──────── INFORMATION SHOWN

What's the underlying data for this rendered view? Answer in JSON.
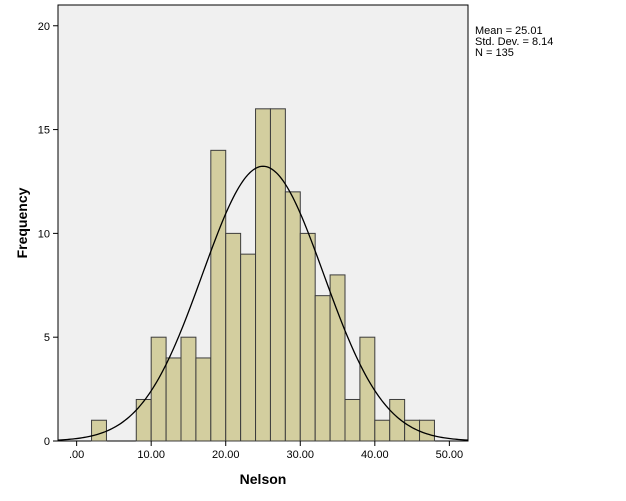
{
  "chart_data": {
    "type": "bar",
    "subtype": "histogram",
    "xlabel": "Nelson",
    "ylabel": "Frequency",
    "xlim": [
      -2.5,
      52.5
    ],
    "ylim": [
      0,
      21
    ],
    "x_ticks": [
      0,
      10,
      20,
      30,
      40,
      50
    ],
    "x_tick_labels": [
      ".00",
      "10.00",
      "20.00",
      "30.00",
      "40.00",
      "50.00"
    ],
    "y_ticks": [
      0,
      5,
      10,
      15,
      20
    ],
    "y_tick_labels": [
      "0",
      "5",
      "10",
      "15",
      "20"
    ],
    "bin_width": 2,
    "bins": [
      {
        "start": 2,
        "end": 4,
        "count": 1
      },
      {
        "start": 8,
        "end": 10,
        "count": 2
      },
      {
        "start": 10,
        "end": 12,
        "count": 5
      },
      {
        "start": 12,
        "end": 14,
        "count": 4
      },
      {
        "start": 14,
        "end": 16,
        "count": 5
      },
      {
        "start": 16,
        "end": 18,
        "count": 4
      },
      {
        "start": 18,
        "end": 20,
        "count": 14
      },
      {
        "start": 20,
        "end": 22,
        "count": 10
      },
      {
        "start": 22,
        "end": 24,
        "count": 9
      },
      {
        "start": 24,
        "end": 26,
        "count": 16
      },
      {
        "start": 26,
        "end": 28,
        "count": 16
      },
      {
        "start": 28,
        "end": 30,
        "count": 12
      },
      {
        "start": 30,
        "end": 32,
        "count": 10
      },
      {
        "start": 32,
        "end": 34,
        "count": 7
      },
      {
        "start": 34,
        "end": 36,
        "count": 8
      },
      {
        "start": 36,
        "end": 38,
        "count": 2
      },
      {
        "start": 38,
        "end": 40,
        "count": 5
      },
      {
        "start": 40,
        "end": 42,
        "count": 1
      },
      {
        "start": 42,
        "end": 44,
        "count": 2
      },
      {
        "start": 44,
        "end": 46,
        "count": 1
      },
      {
        "start": 46,
        "end": 48,
        "count": 1
      }
    ],
    "normal_curve": {
      "mean": 25.01,
      "sd": 8.14,
      "n": 135
    },
    "stats": {
      "mean_text": "Mean = 25.01",
      "sd_text": "Std. Dev. = 8.14",
      "n_text": "N = 135"
    },
    "colors": {
      "bar_fill": "#d3ce9f",
      "bar_stroke": "#3c3c3c",
      "plot_background": "#f0f0f0",
      "curve": "#000000"
    }
  }
}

────────────────

» TASK:
In your copy of the listing above, reproduce each line exactly and omit all pictures.

» RESPONSE FOR THIS EXERCISE:
What's the underlying data for this rendered view? Answer in JSON.
{
  "chart_data": {
    "type": "bar",
    "subtype": "histogram",
    "xlabel": "Nelson",
    "ylabel": "Frequency",
    "xlim": [
      -2.5,
      52.5
    ],
    "ylim": [
      0,
      21
    ],
    "x_ticks": [
      0,
      10,
      20,
      30,
      40,
      50
    ],
    "x_tick_labels": [
      ".00",
      "10.00",
      "20.00",
      "30.00",
      "40.00",
      "50.00"
    ],
    "y_ticks": [
      0,
      5,
      10,
      15,
      20
    ],
    "y_tick_labels": [
      "0",
      "5",
      "10",
      "15",
      "20"
    ],
    "bin_width": 2,
    "bins": [
      {
        "start": 2,
        "end": 4,
        "count": 1
      },
      {
        "start": 8,
        "end": 10,
        "count": 2
      },
      {
        "start": 10,
        "end": 12,
        "count": 5
      },
      {
        "start": 12,
        "end": 14,
        "count": 4
      },
      {
        "start": 14,
        "end": 16,
        "count": 5
      },
      {
        "start": 16,
        "end": 18,
        "count": 4
      },
      {
        "start": 18,
        "end": 20,
        "count": 14
      },
      {
        "start": 20,
        "end": 22,
        "count": 10
      },
      {
        "start": 22,
        "end": 24,
        "count": 9
      },
      {
        "start": 24,
        "end": 26,
        "count": 16
      },
      {
        "start": 26,
        "end": 28,
        "count": 16
      },
      {
        "start": 28,
        "end": 30,
        "count": 12
      },
      {
        "start": 30,
        "end": 32,
        "count": 10
      },
      {
        "start": 32,
        "end": 34,
        "count": 7
      },
      {
        "start": 34,
        "end": 36,
        "count": 8
      },
      {
        "start": 36,
        "end": 38,
        "count": 2
      },
      {
        "start": 38,
        "end": 40,
        "count": 5
      },
      {
        "start": 40,
        "end": 42,
        "count": 1
      },
      {
        "start": 42,
        "end": 44,
        "count": 2
      },
      {
        "start": 44,
        "end": 46,
        "count": 1
      },
      {
        "start": 46,
        "end": 48,
        "count": 1
      }
    ],
    "normal_curve": {
      "mean": 25.01,
      "sd": 8.14,
      "n": 135
    },
    "stats": {
      "mean_text": "Mean = 25.01",
      "sd_text": "Std. Dev. = 8.14",
      "n_text": "N = 135"
    },
    "colors": {
      "bar_fill": "#d3ce9f",
      "bar_stroke": "#3c3c3c",
      "plot_background": "#f0f0f0",
      "curve": "#000000"
    }
  }
}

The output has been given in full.